- **Goal**:
Go through the listing and pick out each line with the word "name" in it.
-- START OF Records to process --
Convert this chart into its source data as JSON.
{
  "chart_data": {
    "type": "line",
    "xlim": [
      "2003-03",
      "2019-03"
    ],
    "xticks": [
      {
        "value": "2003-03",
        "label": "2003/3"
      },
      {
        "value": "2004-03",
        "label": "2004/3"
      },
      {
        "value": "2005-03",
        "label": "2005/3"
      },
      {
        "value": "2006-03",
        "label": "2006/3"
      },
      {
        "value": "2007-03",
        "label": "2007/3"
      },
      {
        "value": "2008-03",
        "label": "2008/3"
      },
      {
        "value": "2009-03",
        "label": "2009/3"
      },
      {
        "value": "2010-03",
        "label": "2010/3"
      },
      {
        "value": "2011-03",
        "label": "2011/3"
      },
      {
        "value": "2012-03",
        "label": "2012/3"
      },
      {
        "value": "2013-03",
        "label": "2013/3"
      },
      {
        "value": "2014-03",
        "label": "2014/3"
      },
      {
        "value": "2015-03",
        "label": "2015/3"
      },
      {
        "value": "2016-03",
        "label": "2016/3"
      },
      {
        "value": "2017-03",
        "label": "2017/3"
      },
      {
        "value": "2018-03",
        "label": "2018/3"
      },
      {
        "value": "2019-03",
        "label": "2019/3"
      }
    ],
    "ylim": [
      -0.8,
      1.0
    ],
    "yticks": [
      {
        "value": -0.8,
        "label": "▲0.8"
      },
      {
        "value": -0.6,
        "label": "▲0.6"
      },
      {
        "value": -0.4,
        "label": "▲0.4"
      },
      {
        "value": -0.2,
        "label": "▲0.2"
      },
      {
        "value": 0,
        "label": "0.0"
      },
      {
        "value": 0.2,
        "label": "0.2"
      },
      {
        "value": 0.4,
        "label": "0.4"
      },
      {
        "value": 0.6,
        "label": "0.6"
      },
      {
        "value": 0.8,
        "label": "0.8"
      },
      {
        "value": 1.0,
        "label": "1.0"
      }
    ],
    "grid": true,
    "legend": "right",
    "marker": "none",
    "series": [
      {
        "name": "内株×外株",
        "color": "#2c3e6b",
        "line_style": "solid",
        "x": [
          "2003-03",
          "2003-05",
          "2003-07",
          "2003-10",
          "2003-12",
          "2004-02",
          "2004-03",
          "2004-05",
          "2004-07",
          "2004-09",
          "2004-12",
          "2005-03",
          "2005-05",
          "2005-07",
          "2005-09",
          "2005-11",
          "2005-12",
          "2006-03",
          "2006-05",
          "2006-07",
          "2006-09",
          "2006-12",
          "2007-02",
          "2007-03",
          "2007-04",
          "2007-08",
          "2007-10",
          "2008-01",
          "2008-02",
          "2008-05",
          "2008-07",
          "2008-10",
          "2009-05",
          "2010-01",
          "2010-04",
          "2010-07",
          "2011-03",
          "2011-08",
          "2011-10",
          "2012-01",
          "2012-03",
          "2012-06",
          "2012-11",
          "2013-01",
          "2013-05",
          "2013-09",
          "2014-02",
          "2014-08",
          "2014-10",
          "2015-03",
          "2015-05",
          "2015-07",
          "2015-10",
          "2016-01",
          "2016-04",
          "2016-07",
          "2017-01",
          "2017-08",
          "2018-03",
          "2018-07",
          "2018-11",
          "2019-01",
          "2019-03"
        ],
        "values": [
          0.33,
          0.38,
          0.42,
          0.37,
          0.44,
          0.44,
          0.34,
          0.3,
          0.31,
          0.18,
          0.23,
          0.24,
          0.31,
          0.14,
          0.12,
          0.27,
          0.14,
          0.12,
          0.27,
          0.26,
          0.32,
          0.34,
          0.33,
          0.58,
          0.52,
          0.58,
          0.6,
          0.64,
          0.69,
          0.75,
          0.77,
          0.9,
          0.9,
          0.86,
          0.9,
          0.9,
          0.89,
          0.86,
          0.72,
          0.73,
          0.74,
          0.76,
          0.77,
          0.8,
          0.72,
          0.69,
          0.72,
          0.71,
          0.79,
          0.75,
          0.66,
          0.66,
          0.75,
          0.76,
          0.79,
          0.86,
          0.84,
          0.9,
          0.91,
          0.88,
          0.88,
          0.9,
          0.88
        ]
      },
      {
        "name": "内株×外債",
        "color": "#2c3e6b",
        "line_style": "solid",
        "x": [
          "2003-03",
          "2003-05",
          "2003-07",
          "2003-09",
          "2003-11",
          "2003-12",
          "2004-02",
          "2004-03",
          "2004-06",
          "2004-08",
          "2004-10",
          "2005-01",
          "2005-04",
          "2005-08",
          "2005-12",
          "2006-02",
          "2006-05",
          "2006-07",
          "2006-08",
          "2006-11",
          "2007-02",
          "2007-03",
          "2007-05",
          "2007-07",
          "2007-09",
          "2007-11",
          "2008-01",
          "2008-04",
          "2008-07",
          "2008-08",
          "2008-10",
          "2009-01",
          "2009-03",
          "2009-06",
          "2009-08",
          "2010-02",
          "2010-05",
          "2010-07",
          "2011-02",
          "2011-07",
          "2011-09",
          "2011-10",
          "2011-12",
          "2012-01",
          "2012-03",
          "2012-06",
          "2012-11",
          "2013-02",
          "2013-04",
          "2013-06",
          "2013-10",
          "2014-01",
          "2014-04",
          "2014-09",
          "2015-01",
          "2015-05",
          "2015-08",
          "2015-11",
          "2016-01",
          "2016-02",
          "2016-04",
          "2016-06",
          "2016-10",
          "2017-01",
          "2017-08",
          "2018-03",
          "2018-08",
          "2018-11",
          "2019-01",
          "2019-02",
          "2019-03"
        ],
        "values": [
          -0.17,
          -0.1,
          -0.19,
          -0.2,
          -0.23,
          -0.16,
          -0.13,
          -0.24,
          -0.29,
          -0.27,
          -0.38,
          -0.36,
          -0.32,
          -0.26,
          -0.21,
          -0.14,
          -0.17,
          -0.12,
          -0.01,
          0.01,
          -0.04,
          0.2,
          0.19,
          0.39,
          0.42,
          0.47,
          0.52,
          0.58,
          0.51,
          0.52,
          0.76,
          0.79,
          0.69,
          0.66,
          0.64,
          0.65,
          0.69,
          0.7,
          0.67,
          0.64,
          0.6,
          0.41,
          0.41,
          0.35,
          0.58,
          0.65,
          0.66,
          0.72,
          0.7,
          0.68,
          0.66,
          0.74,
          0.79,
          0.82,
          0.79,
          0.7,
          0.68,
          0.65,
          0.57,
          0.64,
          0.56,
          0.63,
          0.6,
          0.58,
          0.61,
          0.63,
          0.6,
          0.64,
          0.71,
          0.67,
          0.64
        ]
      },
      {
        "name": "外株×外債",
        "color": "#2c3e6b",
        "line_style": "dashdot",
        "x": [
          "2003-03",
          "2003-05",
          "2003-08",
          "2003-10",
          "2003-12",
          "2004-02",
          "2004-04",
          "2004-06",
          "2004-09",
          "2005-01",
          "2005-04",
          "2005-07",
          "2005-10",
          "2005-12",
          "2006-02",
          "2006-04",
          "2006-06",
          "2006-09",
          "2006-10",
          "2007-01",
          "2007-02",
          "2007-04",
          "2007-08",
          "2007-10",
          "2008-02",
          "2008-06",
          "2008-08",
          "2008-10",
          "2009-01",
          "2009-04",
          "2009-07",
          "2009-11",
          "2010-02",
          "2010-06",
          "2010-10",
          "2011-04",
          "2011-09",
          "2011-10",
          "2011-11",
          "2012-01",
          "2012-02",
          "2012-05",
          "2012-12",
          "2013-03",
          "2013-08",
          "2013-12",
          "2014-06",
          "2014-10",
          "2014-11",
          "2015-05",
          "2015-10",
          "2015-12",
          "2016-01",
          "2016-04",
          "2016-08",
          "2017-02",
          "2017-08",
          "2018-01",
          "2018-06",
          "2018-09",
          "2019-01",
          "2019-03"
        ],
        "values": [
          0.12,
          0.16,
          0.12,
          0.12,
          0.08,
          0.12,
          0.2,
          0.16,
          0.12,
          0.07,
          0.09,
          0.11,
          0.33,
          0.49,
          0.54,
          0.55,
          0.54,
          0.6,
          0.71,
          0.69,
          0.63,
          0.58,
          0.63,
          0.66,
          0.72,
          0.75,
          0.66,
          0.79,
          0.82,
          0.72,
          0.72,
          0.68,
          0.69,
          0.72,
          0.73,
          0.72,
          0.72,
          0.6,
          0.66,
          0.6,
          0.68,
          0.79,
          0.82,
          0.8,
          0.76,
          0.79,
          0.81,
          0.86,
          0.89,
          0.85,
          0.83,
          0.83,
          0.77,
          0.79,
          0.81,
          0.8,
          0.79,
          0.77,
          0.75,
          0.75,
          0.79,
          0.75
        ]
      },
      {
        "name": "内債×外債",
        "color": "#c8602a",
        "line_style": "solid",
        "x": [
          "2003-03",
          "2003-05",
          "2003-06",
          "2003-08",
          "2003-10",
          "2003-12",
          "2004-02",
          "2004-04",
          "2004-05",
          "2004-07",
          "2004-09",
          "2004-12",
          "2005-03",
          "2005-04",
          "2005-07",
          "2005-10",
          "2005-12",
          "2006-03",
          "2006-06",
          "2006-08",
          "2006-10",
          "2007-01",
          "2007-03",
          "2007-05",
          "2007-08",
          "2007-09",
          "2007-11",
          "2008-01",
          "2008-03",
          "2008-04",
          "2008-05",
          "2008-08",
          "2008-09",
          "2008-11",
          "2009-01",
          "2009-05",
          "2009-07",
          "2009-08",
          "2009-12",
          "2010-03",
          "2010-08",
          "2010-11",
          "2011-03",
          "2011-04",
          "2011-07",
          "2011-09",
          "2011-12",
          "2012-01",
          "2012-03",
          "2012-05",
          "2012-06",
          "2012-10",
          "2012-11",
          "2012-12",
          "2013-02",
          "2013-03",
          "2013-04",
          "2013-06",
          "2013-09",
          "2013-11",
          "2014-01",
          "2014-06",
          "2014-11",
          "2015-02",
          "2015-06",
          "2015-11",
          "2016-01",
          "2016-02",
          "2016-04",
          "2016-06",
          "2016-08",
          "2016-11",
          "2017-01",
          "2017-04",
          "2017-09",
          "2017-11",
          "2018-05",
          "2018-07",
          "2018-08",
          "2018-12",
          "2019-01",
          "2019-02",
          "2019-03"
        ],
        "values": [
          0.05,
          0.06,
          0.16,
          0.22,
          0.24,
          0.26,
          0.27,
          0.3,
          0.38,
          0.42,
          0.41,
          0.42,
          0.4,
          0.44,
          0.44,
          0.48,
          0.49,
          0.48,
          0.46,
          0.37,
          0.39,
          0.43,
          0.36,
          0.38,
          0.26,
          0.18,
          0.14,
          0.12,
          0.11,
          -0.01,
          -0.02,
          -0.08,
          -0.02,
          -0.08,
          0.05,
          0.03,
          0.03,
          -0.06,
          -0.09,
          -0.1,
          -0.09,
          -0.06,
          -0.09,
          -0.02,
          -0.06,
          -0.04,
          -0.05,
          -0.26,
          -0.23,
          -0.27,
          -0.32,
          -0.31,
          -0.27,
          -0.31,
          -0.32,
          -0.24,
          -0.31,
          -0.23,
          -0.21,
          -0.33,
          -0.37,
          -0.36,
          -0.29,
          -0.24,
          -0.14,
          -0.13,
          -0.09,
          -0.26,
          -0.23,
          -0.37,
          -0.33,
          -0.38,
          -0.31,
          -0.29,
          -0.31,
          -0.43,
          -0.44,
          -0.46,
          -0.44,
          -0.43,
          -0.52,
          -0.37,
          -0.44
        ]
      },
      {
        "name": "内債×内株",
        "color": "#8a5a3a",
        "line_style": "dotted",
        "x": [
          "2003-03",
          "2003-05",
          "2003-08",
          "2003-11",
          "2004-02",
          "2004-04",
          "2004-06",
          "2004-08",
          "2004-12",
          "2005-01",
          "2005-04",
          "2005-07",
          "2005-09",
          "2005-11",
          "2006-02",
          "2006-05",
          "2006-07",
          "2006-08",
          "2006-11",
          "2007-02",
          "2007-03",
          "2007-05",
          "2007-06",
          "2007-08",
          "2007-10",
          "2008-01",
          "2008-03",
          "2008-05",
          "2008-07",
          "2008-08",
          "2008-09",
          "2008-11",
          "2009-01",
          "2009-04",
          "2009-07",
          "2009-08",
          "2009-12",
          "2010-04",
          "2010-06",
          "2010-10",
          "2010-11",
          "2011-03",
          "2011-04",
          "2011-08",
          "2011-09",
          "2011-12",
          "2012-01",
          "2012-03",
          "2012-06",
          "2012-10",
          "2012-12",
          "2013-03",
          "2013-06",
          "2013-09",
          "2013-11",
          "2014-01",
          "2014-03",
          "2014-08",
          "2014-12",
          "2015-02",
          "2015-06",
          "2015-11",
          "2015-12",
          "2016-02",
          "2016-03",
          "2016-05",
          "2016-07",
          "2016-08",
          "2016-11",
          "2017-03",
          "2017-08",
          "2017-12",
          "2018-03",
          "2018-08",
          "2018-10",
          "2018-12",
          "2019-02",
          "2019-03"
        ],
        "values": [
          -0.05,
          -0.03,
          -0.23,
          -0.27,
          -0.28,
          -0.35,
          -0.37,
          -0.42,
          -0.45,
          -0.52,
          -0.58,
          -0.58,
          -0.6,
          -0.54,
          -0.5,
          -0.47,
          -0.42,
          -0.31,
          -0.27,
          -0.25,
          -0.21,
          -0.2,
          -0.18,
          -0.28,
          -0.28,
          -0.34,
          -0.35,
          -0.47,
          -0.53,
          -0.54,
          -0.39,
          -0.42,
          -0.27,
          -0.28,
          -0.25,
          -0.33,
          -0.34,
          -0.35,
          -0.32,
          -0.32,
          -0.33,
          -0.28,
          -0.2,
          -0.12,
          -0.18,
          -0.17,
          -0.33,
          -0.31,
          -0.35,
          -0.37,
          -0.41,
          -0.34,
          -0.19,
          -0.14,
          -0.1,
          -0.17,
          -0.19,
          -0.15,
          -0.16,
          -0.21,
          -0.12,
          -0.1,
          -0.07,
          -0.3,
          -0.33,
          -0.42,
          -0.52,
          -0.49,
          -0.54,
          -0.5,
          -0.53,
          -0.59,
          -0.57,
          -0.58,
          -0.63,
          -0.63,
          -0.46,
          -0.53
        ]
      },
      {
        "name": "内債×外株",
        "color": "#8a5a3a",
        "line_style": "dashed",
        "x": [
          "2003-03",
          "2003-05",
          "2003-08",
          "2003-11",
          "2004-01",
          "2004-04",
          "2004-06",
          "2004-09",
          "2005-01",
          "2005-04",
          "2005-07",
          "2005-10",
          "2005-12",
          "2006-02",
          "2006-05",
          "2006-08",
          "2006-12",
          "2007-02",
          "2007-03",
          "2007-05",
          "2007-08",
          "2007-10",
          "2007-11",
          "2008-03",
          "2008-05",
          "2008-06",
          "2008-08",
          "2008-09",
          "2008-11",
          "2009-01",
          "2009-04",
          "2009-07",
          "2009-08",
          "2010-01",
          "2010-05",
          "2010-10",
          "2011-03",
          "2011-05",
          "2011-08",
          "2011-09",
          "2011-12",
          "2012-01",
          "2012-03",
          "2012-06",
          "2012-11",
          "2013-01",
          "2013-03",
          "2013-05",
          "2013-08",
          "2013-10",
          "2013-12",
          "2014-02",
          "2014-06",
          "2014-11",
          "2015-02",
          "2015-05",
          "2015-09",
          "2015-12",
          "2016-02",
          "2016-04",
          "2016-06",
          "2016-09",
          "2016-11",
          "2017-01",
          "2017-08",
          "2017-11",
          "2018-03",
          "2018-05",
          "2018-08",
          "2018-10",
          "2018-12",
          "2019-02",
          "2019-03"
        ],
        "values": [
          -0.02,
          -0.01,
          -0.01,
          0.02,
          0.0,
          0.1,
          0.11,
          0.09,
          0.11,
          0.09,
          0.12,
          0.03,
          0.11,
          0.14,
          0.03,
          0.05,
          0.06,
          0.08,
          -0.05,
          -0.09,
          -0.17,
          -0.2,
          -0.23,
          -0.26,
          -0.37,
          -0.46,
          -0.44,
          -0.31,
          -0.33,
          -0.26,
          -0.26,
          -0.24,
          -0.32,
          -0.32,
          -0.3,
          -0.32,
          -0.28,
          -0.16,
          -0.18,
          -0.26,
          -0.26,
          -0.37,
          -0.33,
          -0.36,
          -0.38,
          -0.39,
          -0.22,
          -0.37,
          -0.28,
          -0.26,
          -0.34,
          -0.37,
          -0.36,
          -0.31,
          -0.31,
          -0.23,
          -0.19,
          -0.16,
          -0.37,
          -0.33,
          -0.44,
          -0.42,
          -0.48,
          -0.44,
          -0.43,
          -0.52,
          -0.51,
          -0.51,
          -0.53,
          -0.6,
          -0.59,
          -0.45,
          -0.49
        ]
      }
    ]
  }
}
-- END OF Records to process --
- **Finished task**:
        "name": "内株×外株",
        "name": "内株×外債",
        "name": "外株×外債",
        "name": "内債×外債",
        "name": "内債×内株",
        "name": "内債×外株",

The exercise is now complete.